Exercise aim:
Every line below that contains "Goethite" is to be copied.

Input:

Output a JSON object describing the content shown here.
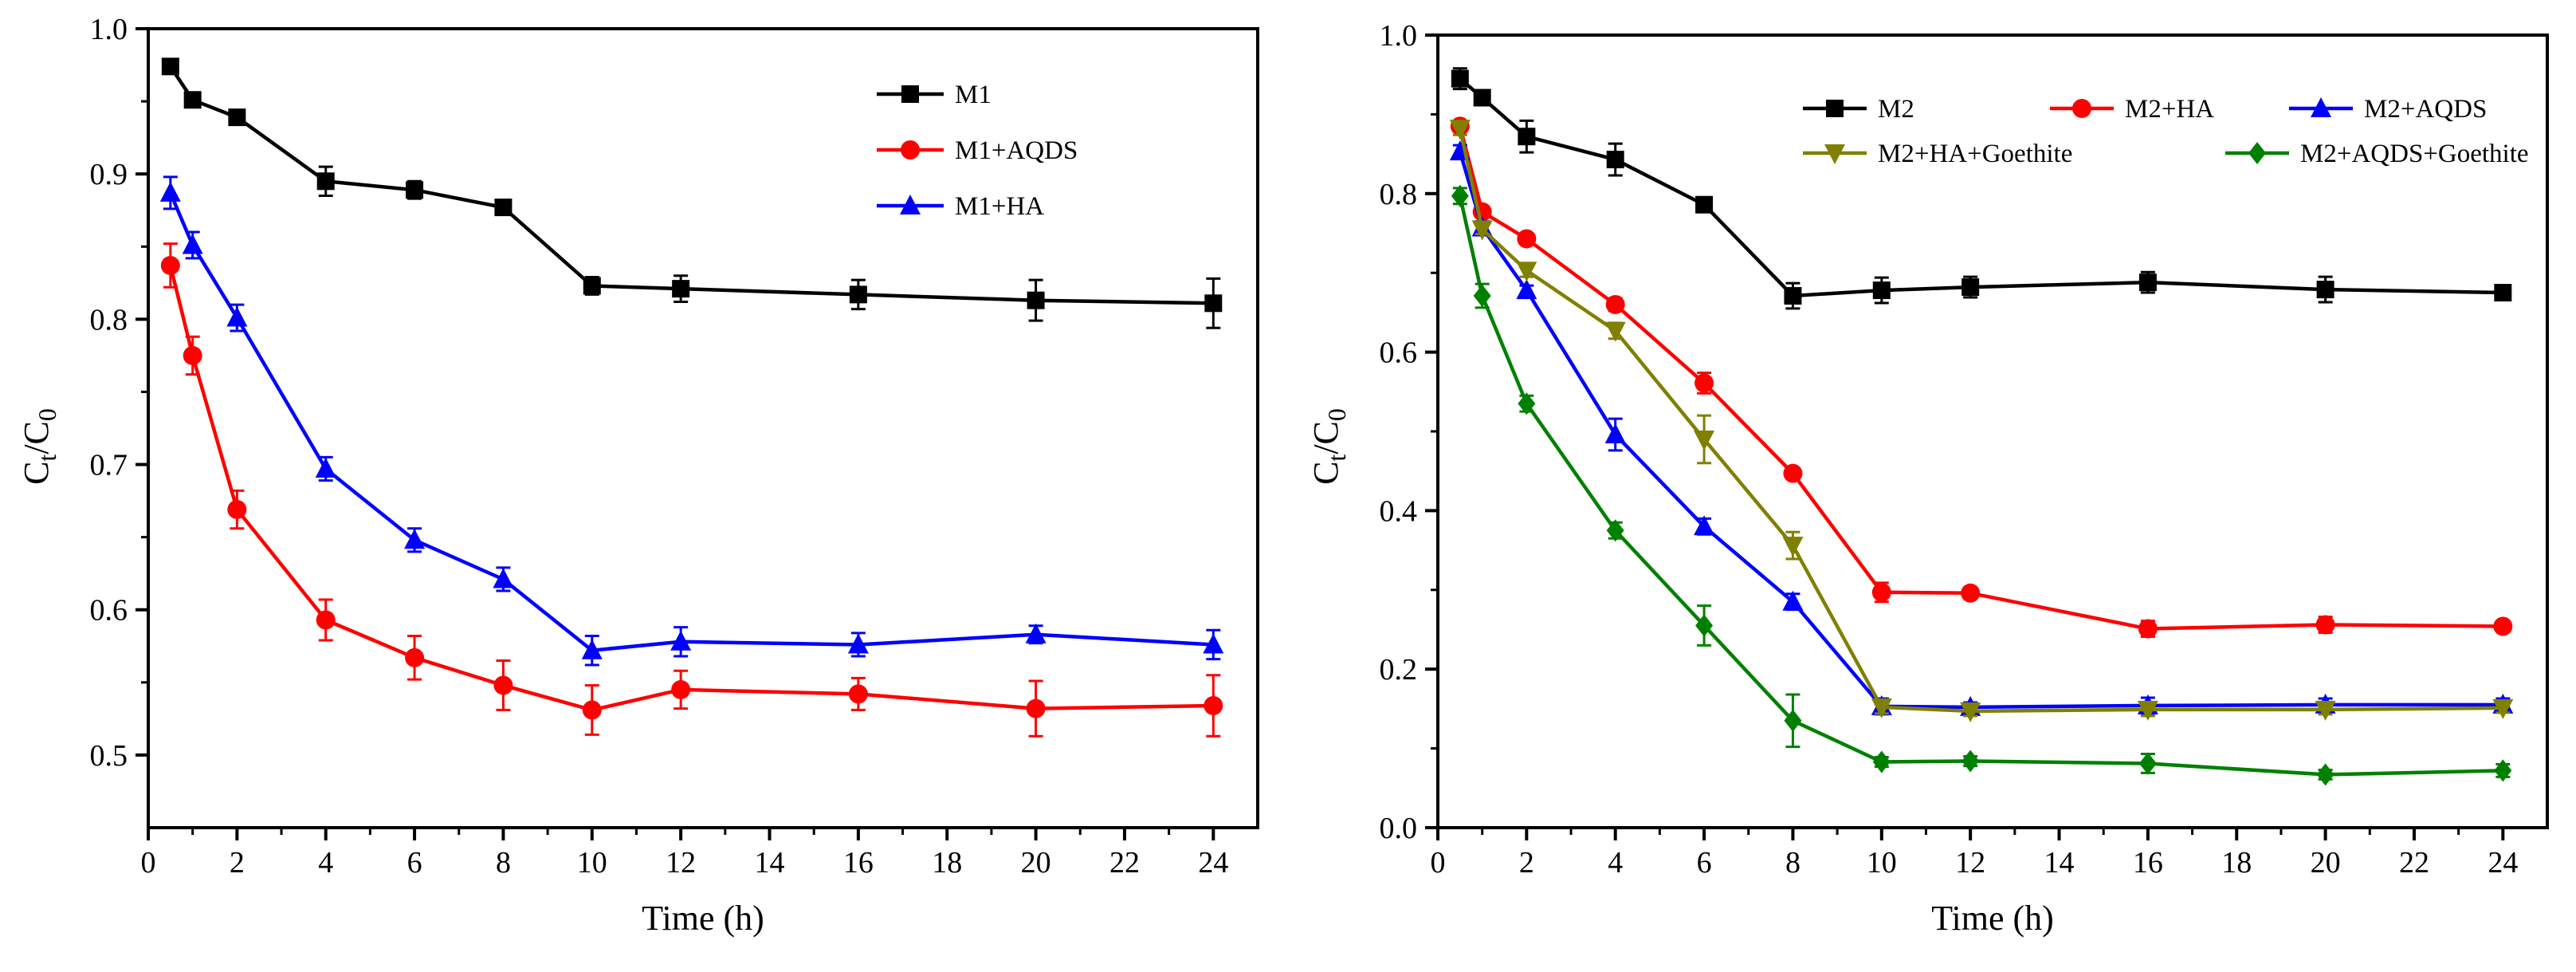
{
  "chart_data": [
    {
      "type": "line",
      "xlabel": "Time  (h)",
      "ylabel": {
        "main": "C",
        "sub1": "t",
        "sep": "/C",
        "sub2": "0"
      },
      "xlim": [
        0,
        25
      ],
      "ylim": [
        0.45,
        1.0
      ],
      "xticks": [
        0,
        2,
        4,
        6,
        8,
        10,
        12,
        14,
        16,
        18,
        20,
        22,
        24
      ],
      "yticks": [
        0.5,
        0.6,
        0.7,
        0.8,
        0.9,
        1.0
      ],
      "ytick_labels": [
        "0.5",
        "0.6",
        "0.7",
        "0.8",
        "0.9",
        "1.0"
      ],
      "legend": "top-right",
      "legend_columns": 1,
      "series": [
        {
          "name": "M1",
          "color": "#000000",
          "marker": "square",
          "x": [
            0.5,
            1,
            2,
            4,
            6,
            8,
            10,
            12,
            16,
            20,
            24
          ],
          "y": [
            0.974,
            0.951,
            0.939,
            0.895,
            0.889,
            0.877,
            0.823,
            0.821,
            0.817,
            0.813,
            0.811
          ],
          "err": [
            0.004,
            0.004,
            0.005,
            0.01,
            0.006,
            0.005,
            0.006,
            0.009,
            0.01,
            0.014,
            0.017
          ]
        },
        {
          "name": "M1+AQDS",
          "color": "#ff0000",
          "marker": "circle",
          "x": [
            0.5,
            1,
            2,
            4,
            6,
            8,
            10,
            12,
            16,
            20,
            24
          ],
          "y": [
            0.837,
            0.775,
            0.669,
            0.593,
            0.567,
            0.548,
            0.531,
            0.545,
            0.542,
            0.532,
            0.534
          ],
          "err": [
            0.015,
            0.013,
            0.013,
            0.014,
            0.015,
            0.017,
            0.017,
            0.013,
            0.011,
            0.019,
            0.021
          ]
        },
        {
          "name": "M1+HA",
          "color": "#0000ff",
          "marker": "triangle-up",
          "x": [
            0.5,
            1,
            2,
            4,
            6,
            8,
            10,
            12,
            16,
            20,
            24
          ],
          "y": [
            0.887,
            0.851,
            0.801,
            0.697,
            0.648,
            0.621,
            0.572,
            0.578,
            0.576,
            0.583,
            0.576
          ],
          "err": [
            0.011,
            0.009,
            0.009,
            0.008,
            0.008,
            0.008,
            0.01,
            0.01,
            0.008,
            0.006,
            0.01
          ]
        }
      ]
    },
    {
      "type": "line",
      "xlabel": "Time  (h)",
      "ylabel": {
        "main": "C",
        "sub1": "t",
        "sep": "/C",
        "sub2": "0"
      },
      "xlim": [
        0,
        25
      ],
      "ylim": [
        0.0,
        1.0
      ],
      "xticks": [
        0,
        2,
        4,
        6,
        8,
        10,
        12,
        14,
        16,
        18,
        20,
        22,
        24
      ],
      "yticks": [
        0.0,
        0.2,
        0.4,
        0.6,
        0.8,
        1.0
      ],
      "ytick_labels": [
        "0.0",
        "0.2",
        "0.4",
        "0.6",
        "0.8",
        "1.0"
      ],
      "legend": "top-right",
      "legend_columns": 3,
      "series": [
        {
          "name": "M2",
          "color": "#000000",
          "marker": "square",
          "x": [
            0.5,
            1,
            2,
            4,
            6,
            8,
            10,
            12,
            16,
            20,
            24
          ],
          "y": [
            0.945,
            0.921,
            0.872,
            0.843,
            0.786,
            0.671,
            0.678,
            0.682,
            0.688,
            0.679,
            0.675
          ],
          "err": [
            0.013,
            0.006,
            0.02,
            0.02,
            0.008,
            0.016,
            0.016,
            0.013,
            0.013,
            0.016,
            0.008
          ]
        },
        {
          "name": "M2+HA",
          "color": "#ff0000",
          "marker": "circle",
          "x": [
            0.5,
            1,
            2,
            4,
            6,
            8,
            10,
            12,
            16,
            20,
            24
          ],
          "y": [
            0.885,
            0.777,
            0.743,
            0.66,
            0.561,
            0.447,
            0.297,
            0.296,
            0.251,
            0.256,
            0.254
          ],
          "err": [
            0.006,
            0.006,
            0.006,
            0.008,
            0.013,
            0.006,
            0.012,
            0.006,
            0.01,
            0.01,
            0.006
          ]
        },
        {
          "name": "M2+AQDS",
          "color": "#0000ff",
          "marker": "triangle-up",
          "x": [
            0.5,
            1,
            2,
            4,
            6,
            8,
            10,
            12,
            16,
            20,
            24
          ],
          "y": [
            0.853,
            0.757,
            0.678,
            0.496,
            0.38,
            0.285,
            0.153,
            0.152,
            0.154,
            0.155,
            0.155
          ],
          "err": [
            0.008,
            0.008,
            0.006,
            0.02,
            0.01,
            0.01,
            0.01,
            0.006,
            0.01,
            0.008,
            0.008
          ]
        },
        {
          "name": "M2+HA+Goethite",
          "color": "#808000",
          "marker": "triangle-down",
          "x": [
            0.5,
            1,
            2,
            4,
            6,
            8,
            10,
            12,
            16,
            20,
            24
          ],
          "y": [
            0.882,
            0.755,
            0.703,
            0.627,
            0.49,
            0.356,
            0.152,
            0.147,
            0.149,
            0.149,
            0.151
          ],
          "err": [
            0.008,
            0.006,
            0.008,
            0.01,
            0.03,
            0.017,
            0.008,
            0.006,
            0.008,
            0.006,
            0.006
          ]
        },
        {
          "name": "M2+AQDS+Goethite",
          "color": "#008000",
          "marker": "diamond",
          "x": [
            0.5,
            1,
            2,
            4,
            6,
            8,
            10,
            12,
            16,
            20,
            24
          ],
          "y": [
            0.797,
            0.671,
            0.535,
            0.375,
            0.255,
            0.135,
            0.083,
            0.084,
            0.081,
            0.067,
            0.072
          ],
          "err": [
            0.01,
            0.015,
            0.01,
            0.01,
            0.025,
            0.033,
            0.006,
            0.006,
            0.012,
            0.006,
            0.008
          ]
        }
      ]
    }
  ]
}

--

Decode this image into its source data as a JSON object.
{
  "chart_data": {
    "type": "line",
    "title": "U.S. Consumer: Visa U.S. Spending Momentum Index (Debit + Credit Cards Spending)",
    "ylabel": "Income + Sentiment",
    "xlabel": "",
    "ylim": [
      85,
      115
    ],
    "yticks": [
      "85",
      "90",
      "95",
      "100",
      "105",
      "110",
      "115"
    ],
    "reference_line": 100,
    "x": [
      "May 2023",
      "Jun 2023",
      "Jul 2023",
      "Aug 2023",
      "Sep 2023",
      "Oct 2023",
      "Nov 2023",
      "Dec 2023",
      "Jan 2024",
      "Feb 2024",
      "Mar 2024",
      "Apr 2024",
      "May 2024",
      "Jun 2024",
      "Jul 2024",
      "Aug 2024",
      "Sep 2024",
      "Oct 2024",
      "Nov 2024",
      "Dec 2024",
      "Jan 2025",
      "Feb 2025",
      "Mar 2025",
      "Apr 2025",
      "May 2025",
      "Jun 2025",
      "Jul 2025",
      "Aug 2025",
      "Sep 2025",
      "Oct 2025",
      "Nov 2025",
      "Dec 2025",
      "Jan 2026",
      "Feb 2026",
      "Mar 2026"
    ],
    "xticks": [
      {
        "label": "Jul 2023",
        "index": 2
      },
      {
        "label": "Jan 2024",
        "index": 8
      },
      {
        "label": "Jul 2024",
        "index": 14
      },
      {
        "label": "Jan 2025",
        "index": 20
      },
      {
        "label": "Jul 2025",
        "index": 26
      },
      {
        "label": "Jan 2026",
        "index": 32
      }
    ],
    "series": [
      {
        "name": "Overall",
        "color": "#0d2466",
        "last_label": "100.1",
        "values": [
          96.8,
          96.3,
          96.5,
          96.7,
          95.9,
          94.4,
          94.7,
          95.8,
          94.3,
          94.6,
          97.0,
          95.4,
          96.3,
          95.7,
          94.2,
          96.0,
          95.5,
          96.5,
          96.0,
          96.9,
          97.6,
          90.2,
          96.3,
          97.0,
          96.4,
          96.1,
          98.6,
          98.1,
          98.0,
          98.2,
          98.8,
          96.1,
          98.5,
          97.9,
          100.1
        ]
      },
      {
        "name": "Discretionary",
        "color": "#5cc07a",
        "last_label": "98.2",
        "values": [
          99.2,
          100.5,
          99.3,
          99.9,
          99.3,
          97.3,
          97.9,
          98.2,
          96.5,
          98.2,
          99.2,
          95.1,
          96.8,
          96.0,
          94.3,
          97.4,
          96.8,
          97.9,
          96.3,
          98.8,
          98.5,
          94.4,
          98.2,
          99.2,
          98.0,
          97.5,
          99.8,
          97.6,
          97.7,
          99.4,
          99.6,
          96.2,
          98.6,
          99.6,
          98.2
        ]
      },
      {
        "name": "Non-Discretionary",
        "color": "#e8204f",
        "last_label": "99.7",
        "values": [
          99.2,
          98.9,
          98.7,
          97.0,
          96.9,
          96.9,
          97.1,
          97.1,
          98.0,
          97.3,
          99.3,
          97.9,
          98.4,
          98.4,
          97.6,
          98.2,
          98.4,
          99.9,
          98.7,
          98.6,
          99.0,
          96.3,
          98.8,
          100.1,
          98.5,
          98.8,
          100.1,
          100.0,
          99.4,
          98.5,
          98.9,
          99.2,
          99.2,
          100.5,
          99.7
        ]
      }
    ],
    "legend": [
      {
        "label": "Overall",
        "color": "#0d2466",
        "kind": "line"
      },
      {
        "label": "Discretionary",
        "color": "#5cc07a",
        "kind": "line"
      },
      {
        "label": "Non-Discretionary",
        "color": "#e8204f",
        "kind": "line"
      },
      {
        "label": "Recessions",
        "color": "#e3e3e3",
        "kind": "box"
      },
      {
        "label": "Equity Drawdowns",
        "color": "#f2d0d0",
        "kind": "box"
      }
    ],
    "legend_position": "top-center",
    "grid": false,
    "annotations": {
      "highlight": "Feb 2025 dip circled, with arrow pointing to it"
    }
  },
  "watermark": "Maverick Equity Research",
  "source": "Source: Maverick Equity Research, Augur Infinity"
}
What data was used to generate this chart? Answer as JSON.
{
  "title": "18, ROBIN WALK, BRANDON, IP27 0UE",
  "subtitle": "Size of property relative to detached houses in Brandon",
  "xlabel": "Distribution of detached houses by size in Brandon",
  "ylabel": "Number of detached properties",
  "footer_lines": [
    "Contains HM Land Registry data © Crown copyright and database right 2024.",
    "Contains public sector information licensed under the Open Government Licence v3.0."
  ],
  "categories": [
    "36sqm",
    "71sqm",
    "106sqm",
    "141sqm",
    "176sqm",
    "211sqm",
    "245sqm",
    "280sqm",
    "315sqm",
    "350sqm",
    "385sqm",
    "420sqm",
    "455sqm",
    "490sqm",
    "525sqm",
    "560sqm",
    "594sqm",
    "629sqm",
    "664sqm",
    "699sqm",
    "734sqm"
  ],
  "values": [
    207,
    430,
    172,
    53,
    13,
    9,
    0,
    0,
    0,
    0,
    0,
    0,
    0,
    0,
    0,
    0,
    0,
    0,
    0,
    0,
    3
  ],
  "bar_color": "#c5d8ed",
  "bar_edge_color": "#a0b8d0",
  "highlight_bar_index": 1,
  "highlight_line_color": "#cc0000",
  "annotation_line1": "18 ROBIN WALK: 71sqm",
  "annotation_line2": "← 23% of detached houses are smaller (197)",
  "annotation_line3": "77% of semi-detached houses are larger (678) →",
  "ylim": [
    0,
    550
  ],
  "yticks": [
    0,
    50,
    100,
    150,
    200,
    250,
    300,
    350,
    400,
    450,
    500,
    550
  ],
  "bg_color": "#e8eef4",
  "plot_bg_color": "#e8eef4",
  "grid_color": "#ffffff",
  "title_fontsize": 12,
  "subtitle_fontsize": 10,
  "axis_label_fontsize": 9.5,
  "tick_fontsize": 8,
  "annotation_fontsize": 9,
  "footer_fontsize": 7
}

The completed task:
          "name": "M2+HA+Goethite",
          "name": "M2+AQDS+Goethite",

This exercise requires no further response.